— TEXT SECTION —
Basic questions to ask for a lease


Traditional balance-sheet lending works well for commercial loans, but it is not adequate for equipment leasing, where characteristics of the equipment affect the creditworthiness of the transaction. Too many bank leasing departments decide to make a lease without considering important facts about the equipment itself. Asking the proper questions about the equipment may help you strengthen the credit or make you question it.

Here are 13 questions you should ask about the equipment underlying every lease.

Can You Describe the Equipment Completely?

A complete equipment description sounds simple; however, an adequate description rarely makes it to the lease agreement. Vendors have idiosyncratic identification systems that may be unclear to you. Even after you have the invoice in hand, you usually must telephone the vendor to understand the equipment, how it is identified, and what is or is not an attachment or special part. Many lessors have tried to retrieve their equipment from bankruptcy trustees, landlords, or other creditors, only to find that a poor description makes it difficult or impossible to identify and claim the leased equipment.

— WORK INSTRUCTIONS —
1. According to the leasing text, what do lessors often find when they try to retrieve their equipment from bankruptcy trustees, landlords, or other creditors?
2. Summarize the leasing text in two sentences.
The stored data below is separate material with no connection to the leasing text.

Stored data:
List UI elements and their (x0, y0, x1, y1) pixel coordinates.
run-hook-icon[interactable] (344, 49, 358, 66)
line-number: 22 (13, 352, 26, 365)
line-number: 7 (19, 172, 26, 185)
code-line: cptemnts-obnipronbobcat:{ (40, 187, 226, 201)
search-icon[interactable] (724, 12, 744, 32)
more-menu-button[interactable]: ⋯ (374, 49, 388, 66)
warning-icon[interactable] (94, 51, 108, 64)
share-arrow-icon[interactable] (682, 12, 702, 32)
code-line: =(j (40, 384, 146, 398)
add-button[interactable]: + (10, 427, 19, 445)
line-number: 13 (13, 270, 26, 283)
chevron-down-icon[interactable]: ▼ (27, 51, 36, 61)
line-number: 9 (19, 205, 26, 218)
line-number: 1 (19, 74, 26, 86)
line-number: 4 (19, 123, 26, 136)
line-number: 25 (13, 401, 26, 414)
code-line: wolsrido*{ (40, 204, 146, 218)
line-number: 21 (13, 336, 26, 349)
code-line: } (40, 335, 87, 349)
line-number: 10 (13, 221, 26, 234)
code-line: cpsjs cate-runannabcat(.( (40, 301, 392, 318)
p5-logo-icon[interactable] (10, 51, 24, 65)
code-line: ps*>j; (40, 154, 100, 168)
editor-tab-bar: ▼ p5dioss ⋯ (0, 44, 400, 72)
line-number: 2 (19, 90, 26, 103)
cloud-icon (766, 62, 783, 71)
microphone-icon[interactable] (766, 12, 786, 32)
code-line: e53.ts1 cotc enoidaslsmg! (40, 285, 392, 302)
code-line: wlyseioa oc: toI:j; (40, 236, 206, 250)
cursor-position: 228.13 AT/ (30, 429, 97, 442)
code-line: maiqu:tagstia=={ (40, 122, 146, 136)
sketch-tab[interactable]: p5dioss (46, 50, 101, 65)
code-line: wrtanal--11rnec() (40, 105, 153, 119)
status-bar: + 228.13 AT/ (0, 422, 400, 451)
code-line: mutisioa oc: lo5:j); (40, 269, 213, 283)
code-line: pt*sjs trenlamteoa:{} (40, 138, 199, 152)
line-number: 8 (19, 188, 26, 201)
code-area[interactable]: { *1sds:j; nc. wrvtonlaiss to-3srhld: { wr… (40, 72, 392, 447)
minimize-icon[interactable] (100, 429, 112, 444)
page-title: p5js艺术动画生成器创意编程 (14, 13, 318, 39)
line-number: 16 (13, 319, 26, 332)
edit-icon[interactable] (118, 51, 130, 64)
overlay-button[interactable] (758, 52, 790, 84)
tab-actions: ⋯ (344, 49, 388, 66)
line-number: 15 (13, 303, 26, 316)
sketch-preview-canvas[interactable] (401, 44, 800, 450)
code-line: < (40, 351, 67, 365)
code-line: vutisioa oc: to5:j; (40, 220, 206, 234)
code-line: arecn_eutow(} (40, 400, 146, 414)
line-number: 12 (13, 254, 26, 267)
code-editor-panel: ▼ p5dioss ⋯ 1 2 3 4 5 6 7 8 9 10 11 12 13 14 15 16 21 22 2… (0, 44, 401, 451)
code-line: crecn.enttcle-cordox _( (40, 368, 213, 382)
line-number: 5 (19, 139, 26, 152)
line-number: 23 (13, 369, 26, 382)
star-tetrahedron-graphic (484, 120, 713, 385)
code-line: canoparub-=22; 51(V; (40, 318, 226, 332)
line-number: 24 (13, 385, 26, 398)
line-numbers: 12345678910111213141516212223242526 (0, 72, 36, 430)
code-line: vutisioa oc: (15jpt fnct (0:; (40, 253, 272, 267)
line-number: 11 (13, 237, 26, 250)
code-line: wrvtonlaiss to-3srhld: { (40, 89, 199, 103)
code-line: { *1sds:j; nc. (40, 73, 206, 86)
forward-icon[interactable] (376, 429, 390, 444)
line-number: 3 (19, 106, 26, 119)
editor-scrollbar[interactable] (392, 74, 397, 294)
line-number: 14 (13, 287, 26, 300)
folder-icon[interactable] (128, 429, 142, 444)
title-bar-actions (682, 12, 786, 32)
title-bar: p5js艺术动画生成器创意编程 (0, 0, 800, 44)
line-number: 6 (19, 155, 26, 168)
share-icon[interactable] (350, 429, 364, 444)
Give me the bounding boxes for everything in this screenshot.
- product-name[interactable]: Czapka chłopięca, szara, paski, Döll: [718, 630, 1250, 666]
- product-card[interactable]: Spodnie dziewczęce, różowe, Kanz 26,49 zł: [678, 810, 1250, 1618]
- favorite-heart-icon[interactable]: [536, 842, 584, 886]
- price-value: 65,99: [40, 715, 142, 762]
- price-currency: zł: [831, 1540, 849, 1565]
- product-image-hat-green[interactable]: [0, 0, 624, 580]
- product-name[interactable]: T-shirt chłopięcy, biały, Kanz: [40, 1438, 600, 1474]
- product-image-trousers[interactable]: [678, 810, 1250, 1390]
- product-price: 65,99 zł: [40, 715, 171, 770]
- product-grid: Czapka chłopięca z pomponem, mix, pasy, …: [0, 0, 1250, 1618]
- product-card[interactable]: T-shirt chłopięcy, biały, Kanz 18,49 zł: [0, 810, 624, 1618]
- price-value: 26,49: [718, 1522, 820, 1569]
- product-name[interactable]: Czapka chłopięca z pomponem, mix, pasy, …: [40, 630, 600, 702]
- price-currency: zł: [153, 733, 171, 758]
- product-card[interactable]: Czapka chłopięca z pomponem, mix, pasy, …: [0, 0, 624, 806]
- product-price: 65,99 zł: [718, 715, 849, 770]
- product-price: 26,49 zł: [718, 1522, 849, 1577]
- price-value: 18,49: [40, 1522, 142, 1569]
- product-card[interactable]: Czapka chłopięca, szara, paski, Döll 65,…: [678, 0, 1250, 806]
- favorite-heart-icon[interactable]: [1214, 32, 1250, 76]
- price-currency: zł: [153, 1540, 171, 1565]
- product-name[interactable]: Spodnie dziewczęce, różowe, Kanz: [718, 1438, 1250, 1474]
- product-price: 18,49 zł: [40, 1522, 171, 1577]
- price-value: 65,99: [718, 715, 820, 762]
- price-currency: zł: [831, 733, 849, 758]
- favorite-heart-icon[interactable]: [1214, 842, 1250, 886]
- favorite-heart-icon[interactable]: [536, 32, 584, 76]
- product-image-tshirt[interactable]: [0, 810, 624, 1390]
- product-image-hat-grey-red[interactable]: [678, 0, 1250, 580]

...

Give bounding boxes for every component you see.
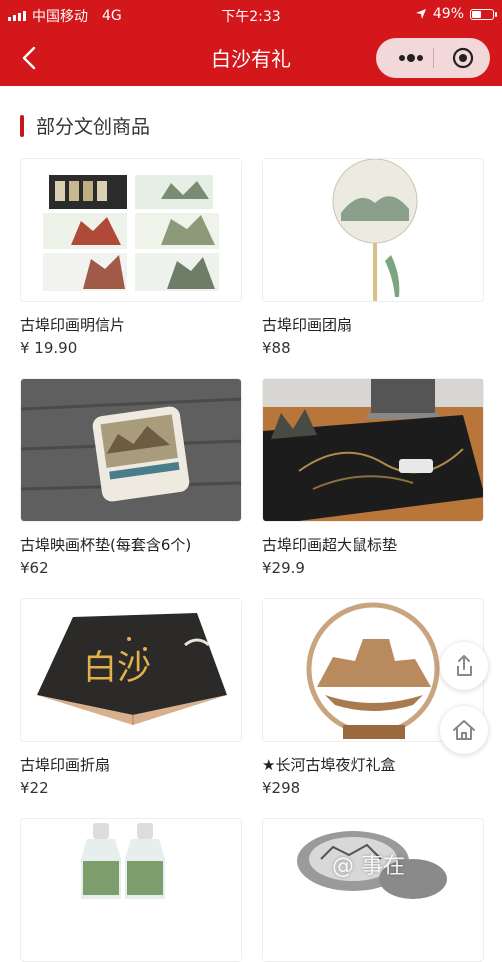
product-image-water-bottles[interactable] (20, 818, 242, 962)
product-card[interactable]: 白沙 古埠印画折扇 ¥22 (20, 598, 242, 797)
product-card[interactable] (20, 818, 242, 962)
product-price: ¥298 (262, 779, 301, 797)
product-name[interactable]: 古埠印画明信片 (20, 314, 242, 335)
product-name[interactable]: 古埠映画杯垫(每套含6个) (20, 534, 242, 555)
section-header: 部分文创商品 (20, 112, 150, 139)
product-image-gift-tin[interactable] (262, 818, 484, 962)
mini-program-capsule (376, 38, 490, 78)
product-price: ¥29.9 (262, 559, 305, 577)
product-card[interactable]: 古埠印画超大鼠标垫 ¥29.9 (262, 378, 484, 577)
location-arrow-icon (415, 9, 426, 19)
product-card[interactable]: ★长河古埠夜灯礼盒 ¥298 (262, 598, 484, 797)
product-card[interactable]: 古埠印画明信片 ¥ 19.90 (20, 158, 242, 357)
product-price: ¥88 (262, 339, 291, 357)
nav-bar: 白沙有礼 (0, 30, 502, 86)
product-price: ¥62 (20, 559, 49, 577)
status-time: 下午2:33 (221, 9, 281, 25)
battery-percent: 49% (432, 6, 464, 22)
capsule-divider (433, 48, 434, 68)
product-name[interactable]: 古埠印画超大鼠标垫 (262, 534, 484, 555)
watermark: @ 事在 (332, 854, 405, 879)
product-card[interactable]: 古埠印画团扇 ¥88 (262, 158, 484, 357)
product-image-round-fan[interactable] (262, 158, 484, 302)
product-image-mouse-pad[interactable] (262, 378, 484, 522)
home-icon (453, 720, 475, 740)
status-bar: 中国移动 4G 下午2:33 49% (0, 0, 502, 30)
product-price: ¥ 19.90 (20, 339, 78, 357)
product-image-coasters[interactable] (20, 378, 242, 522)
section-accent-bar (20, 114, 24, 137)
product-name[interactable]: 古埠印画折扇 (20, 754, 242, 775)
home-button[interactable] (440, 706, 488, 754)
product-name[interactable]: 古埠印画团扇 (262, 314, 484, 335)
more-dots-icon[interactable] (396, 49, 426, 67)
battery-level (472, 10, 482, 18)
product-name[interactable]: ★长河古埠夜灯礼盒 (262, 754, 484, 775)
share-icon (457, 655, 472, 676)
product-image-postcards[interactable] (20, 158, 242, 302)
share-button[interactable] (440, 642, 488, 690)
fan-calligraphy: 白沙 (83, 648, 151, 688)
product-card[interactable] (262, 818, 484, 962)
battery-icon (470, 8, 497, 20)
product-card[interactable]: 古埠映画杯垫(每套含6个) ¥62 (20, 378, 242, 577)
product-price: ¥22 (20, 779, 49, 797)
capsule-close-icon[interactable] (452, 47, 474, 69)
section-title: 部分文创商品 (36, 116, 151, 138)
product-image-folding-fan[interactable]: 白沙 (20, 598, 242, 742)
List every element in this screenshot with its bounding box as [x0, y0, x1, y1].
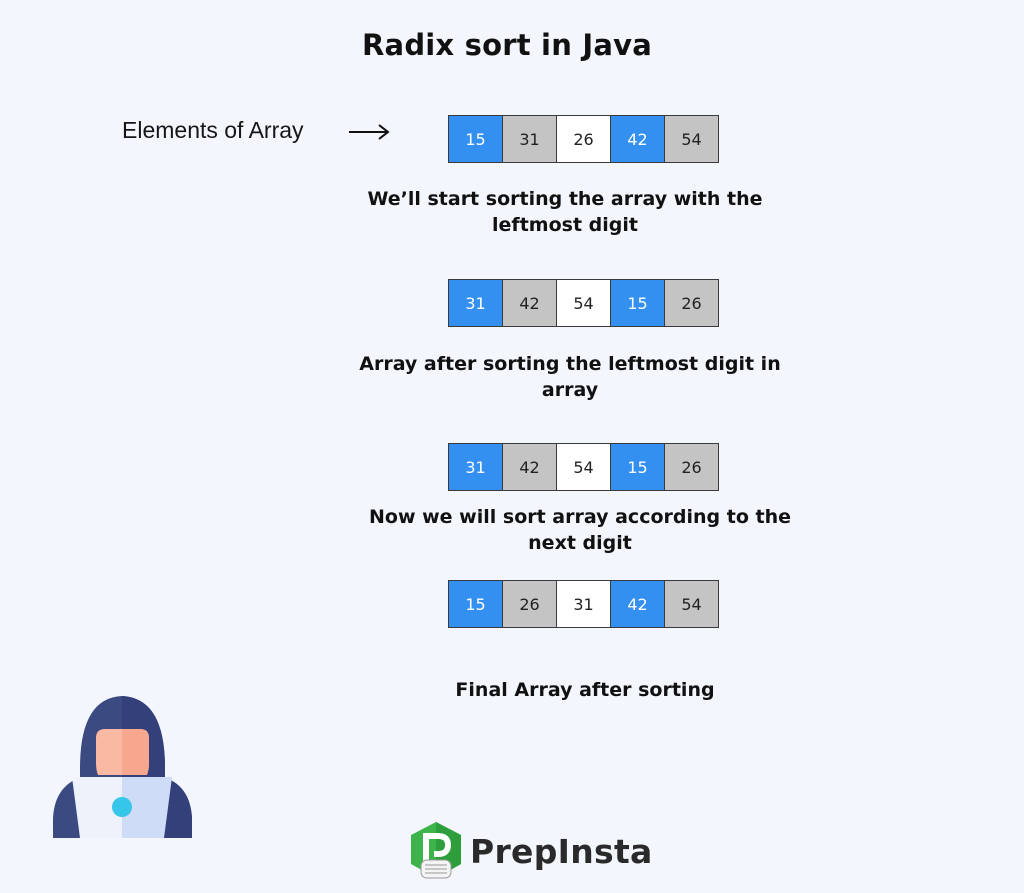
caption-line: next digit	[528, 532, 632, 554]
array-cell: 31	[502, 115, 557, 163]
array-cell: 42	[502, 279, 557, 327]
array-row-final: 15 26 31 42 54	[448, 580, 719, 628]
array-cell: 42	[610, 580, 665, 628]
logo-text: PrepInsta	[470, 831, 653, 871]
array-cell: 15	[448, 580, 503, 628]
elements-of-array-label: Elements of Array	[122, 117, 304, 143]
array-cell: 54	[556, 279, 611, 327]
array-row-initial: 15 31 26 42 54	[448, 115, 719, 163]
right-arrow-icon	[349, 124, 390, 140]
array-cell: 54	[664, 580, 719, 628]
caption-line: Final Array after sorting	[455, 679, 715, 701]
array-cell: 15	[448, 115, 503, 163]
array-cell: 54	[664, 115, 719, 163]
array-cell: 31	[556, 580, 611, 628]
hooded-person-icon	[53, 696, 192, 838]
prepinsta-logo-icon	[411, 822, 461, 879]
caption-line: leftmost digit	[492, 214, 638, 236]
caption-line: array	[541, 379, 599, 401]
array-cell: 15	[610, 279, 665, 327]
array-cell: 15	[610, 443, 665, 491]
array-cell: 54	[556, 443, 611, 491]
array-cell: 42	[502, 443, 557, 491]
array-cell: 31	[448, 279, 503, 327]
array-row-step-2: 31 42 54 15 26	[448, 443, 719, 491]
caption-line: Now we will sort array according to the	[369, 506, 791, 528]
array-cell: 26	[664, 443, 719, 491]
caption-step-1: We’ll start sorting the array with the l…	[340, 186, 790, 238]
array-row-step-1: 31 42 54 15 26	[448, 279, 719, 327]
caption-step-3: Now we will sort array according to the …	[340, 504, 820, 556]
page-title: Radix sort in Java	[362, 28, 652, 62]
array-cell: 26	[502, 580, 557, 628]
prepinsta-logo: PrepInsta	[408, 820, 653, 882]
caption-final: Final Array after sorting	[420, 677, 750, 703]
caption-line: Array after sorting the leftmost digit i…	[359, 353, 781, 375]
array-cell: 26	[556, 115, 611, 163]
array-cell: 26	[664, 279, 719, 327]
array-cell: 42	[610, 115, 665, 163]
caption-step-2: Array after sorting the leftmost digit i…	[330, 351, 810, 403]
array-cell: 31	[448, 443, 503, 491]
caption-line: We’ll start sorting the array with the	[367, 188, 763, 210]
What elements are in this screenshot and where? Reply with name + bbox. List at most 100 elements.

— SOLUTIONS IN ORDER —
1. A poor description makes it difficult or impossible to identify and claim the leased equipment.

2. Traditional balance-sheet lending is not adequate for equipment leasing, because characteristics of the equipment affect the creditworthiness of the transaction, so lessors should ask 13 questions about the equipment underlying every lease. The first question is whether the equipment can be described completely, since vendors' identification systems may be unclear and a poor description can make leased equipment difficult or impossible to identify and claim.